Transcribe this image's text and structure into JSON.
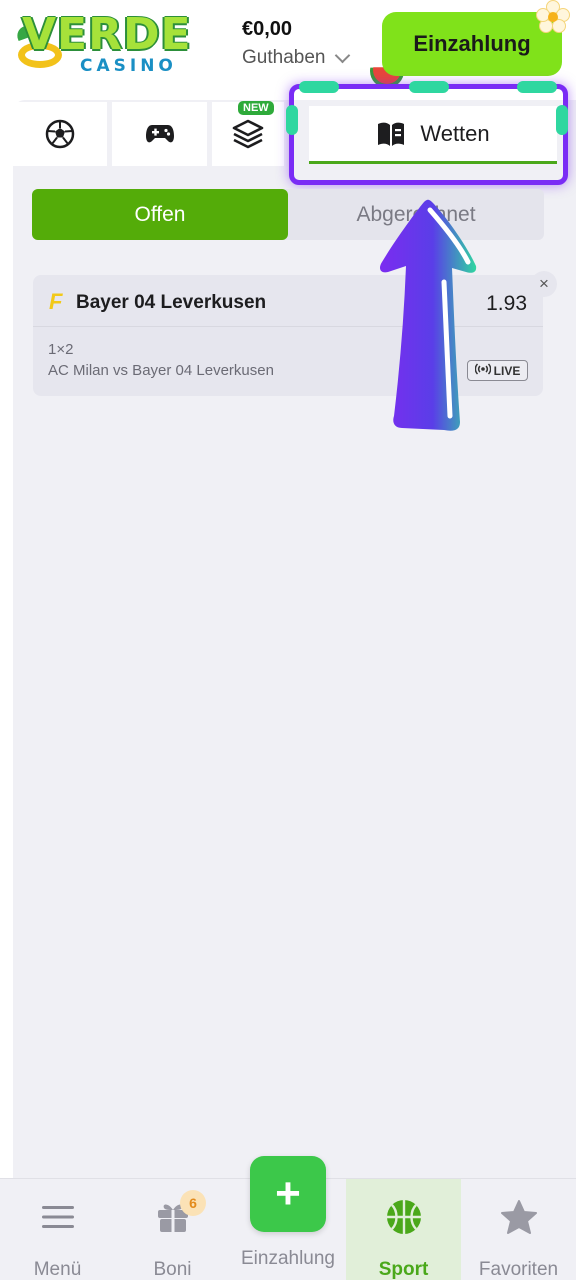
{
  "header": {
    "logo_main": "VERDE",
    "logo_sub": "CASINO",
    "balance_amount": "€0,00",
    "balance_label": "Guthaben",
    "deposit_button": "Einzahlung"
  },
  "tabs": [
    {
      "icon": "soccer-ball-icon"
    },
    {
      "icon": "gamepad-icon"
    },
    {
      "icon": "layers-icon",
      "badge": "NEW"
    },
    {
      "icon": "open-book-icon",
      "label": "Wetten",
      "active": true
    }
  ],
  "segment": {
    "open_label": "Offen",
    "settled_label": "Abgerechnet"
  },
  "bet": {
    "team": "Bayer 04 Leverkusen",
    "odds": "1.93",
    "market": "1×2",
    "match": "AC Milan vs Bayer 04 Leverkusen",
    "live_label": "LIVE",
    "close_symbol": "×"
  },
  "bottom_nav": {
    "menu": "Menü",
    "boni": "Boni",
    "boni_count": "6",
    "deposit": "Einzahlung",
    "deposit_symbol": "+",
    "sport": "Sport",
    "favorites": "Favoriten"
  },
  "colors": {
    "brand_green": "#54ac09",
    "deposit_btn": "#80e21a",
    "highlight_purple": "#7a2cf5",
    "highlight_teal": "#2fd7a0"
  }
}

...

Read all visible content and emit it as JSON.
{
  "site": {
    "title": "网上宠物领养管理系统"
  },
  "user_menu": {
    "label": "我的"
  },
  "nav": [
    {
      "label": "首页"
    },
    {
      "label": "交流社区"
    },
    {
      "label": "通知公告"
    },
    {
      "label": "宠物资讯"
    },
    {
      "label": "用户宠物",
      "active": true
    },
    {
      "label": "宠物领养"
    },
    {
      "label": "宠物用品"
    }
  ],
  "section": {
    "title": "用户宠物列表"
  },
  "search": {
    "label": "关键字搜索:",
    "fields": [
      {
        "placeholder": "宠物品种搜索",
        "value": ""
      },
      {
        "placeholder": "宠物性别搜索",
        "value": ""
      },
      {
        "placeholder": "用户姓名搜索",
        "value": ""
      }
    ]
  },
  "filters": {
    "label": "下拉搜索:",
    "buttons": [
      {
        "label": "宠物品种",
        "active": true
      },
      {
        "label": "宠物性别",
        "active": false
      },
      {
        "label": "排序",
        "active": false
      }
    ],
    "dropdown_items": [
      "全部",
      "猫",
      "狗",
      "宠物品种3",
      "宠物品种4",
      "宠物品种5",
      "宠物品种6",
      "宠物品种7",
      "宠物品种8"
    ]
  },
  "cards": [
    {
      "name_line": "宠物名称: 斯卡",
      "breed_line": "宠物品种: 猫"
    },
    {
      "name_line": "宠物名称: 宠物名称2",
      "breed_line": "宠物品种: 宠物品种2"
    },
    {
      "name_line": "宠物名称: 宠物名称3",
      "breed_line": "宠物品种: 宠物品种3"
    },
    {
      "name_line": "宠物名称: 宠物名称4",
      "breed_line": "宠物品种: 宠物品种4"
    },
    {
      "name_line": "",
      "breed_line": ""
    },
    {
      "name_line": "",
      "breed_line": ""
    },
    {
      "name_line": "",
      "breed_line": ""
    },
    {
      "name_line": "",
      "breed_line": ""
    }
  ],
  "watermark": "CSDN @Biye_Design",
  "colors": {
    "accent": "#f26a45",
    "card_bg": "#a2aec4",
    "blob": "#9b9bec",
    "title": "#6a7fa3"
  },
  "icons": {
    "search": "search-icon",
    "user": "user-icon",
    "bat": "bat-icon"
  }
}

--

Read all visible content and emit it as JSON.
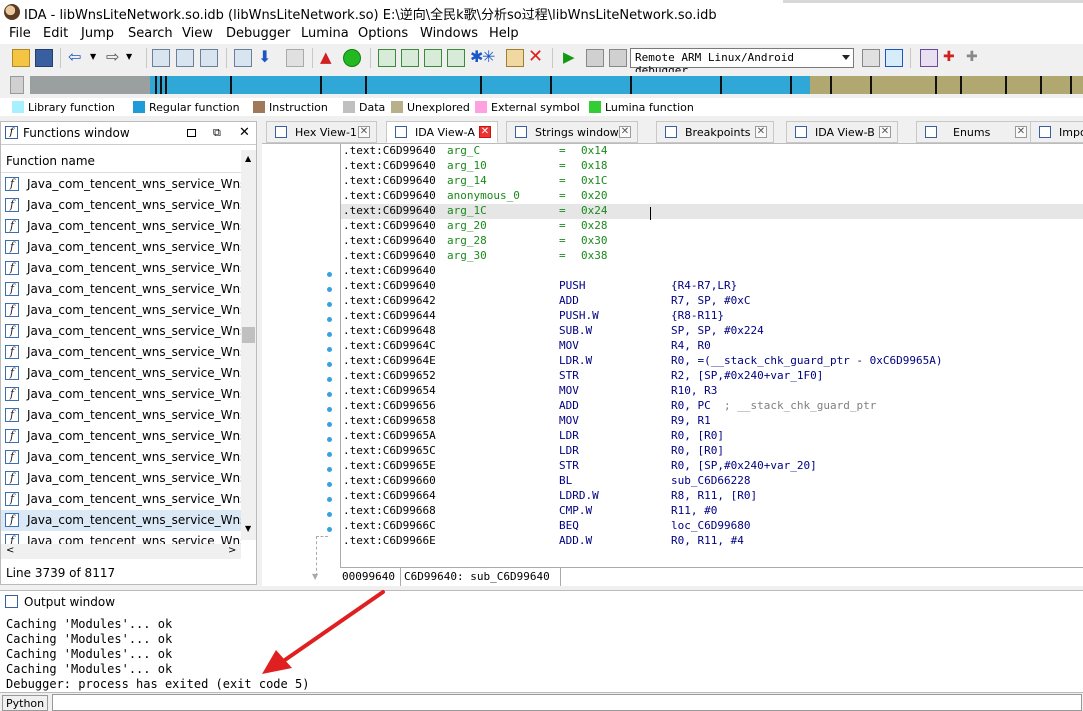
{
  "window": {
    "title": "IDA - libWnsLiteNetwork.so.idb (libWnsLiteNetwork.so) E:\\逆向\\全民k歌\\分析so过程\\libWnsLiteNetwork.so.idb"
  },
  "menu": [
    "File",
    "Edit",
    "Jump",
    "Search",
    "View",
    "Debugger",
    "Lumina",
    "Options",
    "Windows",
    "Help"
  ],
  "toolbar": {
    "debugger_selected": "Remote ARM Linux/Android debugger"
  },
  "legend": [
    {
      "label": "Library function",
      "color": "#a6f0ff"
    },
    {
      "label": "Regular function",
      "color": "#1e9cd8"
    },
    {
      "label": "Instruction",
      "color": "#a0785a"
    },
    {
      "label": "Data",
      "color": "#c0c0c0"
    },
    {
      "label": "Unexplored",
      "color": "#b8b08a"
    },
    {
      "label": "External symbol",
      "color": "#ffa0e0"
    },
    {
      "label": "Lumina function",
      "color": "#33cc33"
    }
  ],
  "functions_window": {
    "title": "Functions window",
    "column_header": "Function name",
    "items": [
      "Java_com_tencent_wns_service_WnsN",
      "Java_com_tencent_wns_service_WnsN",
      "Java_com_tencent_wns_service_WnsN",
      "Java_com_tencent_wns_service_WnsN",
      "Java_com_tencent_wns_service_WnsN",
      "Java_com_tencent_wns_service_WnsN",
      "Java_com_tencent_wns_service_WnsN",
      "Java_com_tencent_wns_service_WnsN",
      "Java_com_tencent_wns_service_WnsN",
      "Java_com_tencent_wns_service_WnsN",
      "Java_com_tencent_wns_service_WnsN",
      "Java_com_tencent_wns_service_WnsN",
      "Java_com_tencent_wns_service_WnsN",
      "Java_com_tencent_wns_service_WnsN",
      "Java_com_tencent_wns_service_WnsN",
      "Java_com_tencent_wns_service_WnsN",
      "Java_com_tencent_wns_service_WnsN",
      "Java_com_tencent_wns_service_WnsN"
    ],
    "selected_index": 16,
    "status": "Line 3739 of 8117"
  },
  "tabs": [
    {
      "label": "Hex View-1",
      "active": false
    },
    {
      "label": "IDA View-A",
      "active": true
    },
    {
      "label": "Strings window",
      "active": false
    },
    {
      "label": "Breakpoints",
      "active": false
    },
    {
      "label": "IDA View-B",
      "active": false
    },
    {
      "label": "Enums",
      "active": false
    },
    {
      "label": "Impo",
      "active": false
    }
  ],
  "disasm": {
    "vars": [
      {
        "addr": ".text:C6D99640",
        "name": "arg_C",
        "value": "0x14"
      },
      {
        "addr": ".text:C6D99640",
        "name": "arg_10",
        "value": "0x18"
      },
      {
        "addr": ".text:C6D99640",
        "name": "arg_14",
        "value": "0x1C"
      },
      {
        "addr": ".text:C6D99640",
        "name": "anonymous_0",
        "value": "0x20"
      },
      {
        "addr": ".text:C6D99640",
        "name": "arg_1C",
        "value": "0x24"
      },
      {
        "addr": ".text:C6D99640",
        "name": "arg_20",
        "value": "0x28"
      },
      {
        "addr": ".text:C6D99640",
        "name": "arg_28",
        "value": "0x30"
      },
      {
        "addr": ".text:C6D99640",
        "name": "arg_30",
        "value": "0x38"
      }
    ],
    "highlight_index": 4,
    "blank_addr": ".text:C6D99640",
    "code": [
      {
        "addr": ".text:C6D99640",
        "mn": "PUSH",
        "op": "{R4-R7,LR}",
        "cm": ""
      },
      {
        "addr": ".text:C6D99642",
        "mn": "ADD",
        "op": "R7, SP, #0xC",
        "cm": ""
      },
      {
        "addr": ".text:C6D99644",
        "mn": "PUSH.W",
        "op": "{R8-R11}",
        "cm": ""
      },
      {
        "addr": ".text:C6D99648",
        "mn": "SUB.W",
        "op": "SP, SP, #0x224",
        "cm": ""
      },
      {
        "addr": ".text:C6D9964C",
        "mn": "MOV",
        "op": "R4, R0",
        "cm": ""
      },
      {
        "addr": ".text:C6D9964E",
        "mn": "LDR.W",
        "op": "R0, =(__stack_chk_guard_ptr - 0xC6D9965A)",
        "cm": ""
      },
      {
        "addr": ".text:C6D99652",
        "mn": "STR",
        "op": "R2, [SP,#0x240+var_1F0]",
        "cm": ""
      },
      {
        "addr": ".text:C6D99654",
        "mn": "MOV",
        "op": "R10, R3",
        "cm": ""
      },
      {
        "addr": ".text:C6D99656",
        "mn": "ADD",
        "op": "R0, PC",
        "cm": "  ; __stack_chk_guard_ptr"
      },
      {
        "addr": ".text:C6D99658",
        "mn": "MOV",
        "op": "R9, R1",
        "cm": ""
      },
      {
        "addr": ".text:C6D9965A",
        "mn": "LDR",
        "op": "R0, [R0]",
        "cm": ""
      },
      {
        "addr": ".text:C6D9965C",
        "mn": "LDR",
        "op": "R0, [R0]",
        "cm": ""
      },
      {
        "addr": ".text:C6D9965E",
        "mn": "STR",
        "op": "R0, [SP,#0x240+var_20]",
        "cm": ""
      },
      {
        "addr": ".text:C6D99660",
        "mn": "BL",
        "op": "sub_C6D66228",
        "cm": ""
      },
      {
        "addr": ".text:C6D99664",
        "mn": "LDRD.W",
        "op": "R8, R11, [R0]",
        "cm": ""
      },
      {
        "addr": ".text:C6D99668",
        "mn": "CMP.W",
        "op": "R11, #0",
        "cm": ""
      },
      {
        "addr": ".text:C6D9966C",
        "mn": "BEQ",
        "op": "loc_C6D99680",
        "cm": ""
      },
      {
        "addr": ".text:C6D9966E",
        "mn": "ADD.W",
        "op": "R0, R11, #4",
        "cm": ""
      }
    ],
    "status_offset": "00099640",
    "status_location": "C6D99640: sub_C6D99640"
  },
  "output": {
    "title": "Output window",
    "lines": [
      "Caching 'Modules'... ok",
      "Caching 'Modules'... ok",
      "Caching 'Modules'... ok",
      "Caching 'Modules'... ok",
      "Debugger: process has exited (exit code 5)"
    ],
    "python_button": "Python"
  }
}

SET TASK: Out of the material above, select every line that holds the string "title".

REPLY TO THE TASK:
    "title": "网上宠物领养管理系统"
    "title": "用户宠物列表"
    "title": "#6a7fa3"
    "title": "IDA - libWnsLiteNetwork.so.idb (libWnsLiteNetwork.so) E:\\逆向\\全民k歌\\分析so过程\\libWnsLiteNetwork.so.idb"
    "title": "Functions window",
    "title": "Output window",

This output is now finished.